(Stored data)
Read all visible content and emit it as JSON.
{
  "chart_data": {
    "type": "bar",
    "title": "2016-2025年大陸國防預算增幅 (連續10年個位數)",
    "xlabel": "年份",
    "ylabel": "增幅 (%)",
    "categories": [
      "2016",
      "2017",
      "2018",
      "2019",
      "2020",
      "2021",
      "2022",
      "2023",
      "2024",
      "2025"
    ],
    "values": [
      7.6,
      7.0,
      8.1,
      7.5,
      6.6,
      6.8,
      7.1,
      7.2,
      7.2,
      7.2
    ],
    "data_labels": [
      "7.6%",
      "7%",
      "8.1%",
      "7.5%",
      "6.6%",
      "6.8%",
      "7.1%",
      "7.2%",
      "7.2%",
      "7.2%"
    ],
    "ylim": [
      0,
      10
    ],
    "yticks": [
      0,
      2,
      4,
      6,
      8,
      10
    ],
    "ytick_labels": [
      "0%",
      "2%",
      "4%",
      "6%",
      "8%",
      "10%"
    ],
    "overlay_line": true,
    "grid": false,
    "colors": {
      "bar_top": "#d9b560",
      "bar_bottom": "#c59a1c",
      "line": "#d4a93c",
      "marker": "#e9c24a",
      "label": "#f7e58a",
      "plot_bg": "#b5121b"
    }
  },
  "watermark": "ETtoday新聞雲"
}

OBJECTIVE -> Would you reproduce the material above in full, exactly as given?

EXERCISE RESPONSE ->
Read all visible content and emit it as JSON.
{
  "chart_data": {
    "type": "bar",
    "title": "2016-2025年大陸國防預算增幅 (連續10年個位數)",
    "xlabel": "年份",
    "ylabel": "增幅 (%)",
    "categories": [
      "2016",
      "2017",
      "2018",
      "2019",
      "2020",
      "2021",
      "2022",
      "2023",
      "2024",
      "2025"
    ],
    "values": [
      7.6,
      7.0,
      8.1,
      7.5,
      6.6,
      6.8,
      7.1,
      7.2,
      7.2,
      7.2
    ],
    "data_labels": [
      "7.6%",
      "7%",
      "8.1%",
      "7.5%",
      "6.6%",
      "6.8%",
      "7.1%",
      "7.2%",
      "7.2%",
      "7.2%"
    ],
    "ylim": [
      0,
      10
    ],
    "yticks": [
      0,
      2,
      4,
      6,
      8,
      10
    ],
    "ytick_labels": [
      "0%",
      "2%",
      "4%",
      "6%",
      "8%",
      "10%"
    ],
    "overlay_line": true,
    "grid": false,
    "colors": {
      "bar_top": "#d9b560",
      "bar_bottom": "#c59a1c",
      "line": "#d4a93c",
      "marker": "#e9c24a",
      "label": "#f7e58a",
      "plot_bg": "#b5121b"
    }
  },
  "watermark": "ETtoday新聞雲"
}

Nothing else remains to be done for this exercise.